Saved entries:
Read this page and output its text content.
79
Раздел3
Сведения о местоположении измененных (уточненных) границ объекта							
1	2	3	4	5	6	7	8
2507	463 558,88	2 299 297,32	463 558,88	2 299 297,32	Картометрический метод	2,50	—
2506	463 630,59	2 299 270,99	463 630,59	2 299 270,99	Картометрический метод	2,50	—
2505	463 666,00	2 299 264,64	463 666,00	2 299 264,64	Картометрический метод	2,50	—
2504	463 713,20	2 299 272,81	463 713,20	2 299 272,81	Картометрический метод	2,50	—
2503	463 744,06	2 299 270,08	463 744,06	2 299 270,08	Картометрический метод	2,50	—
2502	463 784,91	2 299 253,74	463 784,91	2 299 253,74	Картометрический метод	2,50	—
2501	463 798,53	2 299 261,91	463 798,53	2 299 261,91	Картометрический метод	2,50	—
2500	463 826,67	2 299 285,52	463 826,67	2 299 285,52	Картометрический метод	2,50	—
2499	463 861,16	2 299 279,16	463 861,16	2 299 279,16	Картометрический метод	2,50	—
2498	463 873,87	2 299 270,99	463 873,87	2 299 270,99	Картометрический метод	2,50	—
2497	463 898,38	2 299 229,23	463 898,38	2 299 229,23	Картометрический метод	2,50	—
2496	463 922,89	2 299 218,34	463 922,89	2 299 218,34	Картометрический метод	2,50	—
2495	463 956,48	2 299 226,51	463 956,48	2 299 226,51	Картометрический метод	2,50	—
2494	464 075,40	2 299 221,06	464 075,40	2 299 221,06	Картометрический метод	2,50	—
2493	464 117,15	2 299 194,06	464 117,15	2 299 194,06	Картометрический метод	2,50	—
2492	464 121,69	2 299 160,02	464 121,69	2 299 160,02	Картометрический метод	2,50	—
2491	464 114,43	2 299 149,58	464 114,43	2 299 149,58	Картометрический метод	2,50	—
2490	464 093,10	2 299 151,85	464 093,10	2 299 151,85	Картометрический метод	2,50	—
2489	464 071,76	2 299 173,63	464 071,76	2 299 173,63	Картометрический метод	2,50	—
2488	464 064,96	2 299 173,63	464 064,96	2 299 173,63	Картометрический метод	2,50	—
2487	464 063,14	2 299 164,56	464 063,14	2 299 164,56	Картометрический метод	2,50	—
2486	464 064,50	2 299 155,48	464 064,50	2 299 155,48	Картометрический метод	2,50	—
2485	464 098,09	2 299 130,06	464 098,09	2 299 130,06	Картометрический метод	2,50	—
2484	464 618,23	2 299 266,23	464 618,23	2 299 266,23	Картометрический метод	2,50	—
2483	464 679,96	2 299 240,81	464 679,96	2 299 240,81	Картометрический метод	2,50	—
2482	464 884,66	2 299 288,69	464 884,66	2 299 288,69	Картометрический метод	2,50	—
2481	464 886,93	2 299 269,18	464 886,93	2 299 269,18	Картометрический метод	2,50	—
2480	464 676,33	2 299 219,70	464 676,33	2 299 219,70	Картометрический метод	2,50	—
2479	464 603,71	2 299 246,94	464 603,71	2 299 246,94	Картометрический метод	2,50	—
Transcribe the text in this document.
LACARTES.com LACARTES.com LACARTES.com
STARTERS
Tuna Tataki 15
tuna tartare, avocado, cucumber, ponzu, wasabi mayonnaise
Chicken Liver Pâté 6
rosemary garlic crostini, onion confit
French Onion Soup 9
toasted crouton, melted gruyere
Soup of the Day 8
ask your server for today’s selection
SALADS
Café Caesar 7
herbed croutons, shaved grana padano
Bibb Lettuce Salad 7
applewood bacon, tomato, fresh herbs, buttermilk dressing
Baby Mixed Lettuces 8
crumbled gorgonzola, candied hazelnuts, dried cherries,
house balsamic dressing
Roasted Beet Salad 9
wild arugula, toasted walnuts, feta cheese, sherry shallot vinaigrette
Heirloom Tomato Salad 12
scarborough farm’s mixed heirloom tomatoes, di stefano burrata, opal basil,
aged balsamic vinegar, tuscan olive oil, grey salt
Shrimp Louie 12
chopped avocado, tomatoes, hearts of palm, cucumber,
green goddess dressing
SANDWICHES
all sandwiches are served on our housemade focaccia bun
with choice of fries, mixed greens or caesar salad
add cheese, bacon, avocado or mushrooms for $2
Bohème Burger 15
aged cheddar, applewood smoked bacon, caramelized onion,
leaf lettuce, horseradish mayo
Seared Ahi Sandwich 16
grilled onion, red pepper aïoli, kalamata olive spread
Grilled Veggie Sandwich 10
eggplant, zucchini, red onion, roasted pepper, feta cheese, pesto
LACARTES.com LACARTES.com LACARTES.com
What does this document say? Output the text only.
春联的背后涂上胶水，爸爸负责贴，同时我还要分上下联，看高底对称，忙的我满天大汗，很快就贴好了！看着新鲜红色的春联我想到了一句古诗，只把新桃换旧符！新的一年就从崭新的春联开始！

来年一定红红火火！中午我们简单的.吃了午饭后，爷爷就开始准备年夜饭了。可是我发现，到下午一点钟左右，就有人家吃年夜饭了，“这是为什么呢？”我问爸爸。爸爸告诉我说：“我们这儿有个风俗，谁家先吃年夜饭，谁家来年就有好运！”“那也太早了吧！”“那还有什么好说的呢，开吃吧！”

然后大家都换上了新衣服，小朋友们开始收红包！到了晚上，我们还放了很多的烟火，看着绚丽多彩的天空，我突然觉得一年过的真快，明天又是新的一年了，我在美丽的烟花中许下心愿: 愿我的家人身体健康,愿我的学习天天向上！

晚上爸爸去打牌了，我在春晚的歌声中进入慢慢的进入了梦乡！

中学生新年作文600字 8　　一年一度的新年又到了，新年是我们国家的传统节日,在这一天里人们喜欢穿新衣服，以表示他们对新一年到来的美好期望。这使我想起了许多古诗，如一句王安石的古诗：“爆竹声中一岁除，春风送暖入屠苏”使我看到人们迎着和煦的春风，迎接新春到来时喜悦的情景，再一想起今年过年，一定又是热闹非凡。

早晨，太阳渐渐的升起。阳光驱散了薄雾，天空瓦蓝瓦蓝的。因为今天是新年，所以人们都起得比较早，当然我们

→ Request: Give exactly the lines from the one with "What does this" to the end of the entries, nothing before them.

→ Exercise answer:
What does this document say? Output the text only.
春联的背后涂上胶水，爸爸负责贴，同时我还要分上下联，看高底对称，忙的我满天大汗，很快就贴好了！看着新鲜红色的春联我想到了一句古诗，只把新桃换旧符！新的一年就从崭新的春联开始！

来年一定红红火火！中午我们简单的.吃了午饭后，爷爷就开始准备年夜饭了。可是我发现，到下午一点钟左右，就有人家吃年夜饭了，“这是为什么呢？”我问爸爸。爸爸告诉我说：“我们这儿有个风俗，谁家先吃年夜饭，谁家来年就有好运！”“那也太早了吧！”“那还有什么好说的呢，开吃吧！”

然后大家都换上了新衣服，小朋友们开始收红包！到了晚上，我们还放了很多的烟火，看着绚丽多彩的天空，我突然觉得一年过的真快，明天又是新的一年了，我在美丽的烟花中许下心愿: 愿我的家人身体健康,愿我的学习天天向上！

晚上爸爸去打牌了，我在春晚的歌声中进入慢慢的进入了梦乡！

中学生新年作文600字 8　　一年一度的新年又到了，新年是我们国家的传统节日,在这一天里人们喜欢穿新衣服，以表示他们对新一年到来的美好期望。这使我想起了许多古诗，如一句王安石的古诗：“爆竹声中一岁除，春风送暖入屠苏”使我看到人们迎着和煦的春风，迎接新春到来时喜悦的情景，再一想起今年过年，一定又是热闹非凡。

早晨，太阳渐渐的升起。阳光驱散了薄雾，天空瓦蓝瓦蓝的。因为今天是新年，所以人们都起得比较早，当然我们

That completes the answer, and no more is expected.